• **Problem to solve**
Entries follow. Set all of them down as they stand.

• **Stored records**

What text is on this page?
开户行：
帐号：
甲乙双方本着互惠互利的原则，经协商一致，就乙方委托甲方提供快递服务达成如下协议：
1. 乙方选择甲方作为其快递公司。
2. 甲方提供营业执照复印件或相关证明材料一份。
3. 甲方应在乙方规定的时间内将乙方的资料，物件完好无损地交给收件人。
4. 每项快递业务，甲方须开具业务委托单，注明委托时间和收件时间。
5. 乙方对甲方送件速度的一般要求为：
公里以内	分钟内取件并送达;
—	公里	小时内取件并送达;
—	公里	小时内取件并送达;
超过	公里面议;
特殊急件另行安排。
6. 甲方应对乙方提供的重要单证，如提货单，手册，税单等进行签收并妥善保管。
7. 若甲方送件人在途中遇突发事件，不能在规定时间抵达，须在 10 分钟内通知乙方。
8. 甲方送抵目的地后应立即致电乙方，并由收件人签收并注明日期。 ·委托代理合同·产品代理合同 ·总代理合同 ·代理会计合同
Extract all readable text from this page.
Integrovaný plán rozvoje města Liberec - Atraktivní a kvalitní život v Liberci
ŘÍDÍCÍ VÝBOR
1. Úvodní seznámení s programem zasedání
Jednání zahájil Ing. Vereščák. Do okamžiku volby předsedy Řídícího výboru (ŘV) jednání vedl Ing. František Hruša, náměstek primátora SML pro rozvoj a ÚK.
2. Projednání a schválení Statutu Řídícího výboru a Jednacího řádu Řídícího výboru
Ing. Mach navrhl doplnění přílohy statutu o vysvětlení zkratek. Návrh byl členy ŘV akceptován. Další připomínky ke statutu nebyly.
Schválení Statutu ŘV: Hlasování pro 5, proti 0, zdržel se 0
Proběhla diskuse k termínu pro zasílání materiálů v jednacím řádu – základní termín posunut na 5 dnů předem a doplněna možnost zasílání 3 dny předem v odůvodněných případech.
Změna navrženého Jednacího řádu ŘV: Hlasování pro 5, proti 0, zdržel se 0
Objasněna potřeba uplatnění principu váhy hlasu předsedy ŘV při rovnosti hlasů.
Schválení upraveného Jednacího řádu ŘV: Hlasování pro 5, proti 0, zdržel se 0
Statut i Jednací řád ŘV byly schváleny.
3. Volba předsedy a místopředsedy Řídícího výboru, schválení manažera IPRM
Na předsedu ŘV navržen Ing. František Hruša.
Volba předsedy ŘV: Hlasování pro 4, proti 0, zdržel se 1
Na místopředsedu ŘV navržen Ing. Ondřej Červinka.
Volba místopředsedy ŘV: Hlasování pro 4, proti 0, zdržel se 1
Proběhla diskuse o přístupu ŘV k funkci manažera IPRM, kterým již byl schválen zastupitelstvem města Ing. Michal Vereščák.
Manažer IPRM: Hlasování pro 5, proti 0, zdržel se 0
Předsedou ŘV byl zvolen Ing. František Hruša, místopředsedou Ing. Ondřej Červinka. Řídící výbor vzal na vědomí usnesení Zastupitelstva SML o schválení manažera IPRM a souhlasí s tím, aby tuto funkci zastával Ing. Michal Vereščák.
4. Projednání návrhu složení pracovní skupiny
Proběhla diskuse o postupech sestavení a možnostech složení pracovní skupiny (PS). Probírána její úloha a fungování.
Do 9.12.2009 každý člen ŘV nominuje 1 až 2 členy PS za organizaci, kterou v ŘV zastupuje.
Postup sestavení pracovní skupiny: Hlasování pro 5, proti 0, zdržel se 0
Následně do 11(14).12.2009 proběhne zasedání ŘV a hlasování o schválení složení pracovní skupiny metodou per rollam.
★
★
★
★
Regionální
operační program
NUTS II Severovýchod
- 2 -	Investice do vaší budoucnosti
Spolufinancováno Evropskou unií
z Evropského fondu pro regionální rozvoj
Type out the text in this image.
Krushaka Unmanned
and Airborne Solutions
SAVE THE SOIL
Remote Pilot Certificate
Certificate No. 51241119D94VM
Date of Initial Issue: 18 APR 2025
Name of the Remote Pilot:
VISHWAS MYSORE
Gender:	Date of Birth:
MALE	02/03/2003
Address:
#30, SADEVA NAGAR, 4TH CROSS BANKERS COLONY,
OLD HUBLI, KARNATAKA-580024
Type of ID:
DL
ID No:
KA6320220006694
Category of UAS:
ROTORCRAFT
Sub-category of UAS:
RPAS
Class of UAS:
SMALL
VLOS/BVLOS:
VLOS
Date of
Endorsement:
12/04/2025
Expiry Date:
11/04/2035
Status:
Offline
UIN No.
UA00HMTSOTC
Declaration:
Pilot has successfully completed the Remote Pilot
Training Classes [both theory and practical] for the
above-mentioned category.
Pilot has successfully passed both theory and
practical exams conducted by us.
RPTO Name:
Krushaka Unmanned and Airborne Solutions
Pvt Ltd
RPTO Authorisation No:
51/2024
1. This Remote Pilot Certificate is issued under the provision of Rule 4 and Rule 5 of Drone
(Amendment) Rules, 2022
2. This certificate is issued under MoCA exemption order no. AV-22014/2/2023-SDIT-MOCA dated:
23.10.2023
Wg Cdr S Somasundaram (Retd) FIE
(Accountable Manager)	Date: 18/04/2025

• **Answer in full**
What text is on this page?
开户行：
帐号：
甲乙双方本着互惠互利的原则，经协商一致，就乙方委托甲方提供快递服务达成如下协议：
1. 乙方选择甲方作为其快递公司。
2. 甲方提供营业执照复印件或相关证明材料一份。
3. 甲方应在乙方规定的时间内将乙方的资料，物件完好无损地交给收件人。
4. 每项快递业务，甲方须开具业务委托单，注明委托时间和收件时间。
5. 乙方对甲方送件速度的一般要求为：
公里以内	分钟内取件并送达;
—	公里	小时内取件并送达;
—	公里	小时内取件并送达;
超过	公里面议;
特殊急件另行安排。
6. 甲方应对乙方提供的重要单证，如提货单，手册，税单等进行签收并妥善保管。
7. 若甲方送件人在途中遇突发事件，不能在规定时间抵达，须在 10 分钟内通知乙方。
8. 甲方送抵目的地后应立即致电乙方，并由收件人签收并注明日期。 ·委托代理合同·产品代理合同 ·总代理合同 ·代理会计合同
Extract all readable text from this page.
Integrovaný plán rozvoje města Liberec - Atraktivní a kvalitní život v Liberci
ŘÍDÍCÍ VÝBOR
1. Úvodní seznámení s programem zasedání
Jednání zahájil Ing. Vereščák. Do okamžiku volby předsedy Řídícího výboru (ŘV) jednání vedl Ing. František Hruša, náměstek primátora SML pro rozvoj a ÚK.
2. Projednání a schválení Statutu Řídícího výboru a Jednacího řádu Řídícího výboru
Ing. Mach navrhl doplnění přílohy statutu o vysvětlení zkratek. Návrh byl členy ŘV akceptován. Další připomínky ke statutu nebyly.
Schválení Statutu ŘV: Hlasování pro 5, proti 0, zdržel se 0
Proběhla diskuse k termínu pro zasílání materiálů v jednacím řádu – základní termín posunut na 5 dnů předem a doplněna možnost zasílání 3 dny předem v odůvodněných případech.
Změna navrženého Jednacího řádu ŘV: Hlasování pro 5, proti 0, zdržel se 0
Objasněna potřeba uplatnění principu váhy hlasu předsedy ŘV při rovnosti hlasů.
Schválení upraveného Jednacího řádu ŘV: Hlasování pro 5, proti 0, zdržel se 0
Statut i Jednací řád ŘV byly schváleny.
3. Volba předsedy a místopředsedy Řídícího výboru, schválení manažera IPRM
Na předsedu ŘV navržen Ing. František Hruša.
Volba předsedy ŘV: Hlasování pro 4, proti 0, zdržel se 1
Na místopředsedu ŘV navržen Ing. Ondřej Červinka.
Volba místopředsedy ŘV: Hlasování pro 4, proti 0, zdržel se 1
Proběhla diskuse o přístupu ŘV k funkci manažera IPRM, kterým již byl schválen zastupitelstvem města Ing. Michal Vereščák.
Manažer IPRM: Hlasování pro 5, proti 0, zdržel se 0
Předsedou ŘV byl zvolen Ing. František Hruša, místopředsedou Ing. Ondřej Červinka. Řídící výbor vzal na vědomí usnesení Zastupitelstva SML o schválení manažera IPRM a souhlasí s tím, aby tuto funkci zastával Ing. Michal Vereščák.
4. Projednání návrhu složení pracovní skupiny
Proběhla diskuse o postupech sestavení a možnostech složení pracovní skupiny (PS). Probírána její úloha a fungování.
Do 9.12.2009 každý člen ŘV nominuje 1 až 2 členy PS za organizaci, kterou v ŘV zastupuje.
Postup sestavení pracovní skupiny: Hlasování pro 5, proti 0, zdržel se 0
Následně do 11(14).12.2009 proběhne zasedání ŘV a hlasování o schválení složení pracovní skupiny metodou per rollam.
★
★
★
★
Regionální
operační program
NUTS II Severovýchod
- 2 -	Investice do vaší budoucnosti
Spolufinancováno Evropskou unií
z Evropského fondu pro regionální rozvoj
Type out the text in this image.
Krushaka Unmanned
and Airborne Solutions
SAVE THE SOIL
Remote Pilot Certificate
Certificate No. 51241119D94VM
Date of Initial Issue: 18 APR 2025
Name of the Remote Pilot:
VISHWAS MYSORE
Gender:	Date of Birth:
MALE	02/03/2003
Address:
#30, SADEVA NAGAR, 4TH CROSS BANKERS COLONY,
OLD HUBLI, KARNATAKA-580024
Type of ID:
DL
ID No:
KA6320220006694
Category of UAS:
ROTORCRAFT
Sub-category of UAS:
RPAS
Class of UAS:
SMALL
VLOS/BVLOS:
VLOS
Date of
Endorsement:
12/04/2025
Expiry Date:
11/04/2035
Status:
Offline
UIN No.
UA00HMTSOTC
Declaration:
Pilot has successfully completed the Remote Pilot
Training Classes [both theory and practical] for the
above-mentioned category.
Pilot has successfully passed both theory and
practical exams conducted by us.
RPTO Name:
Krushaka Unmanned and Airborne Solutions
Pvt Ltd
RPTO Authorisation No:
51/2024
1. This Remote Pilot Certificate is issued under the provision of Rule 4 and Rule 5 of Drone
(Amendment) Rules, 2022
2. This certificate is issued under MoCA exemption order no. AV-22014/2/2023-SDIT-MOCA dated:
23.10.2023
Wg Cdr S Somasundaram (Retd) FIE
(Accountable Manager)	Date: 18/04/2025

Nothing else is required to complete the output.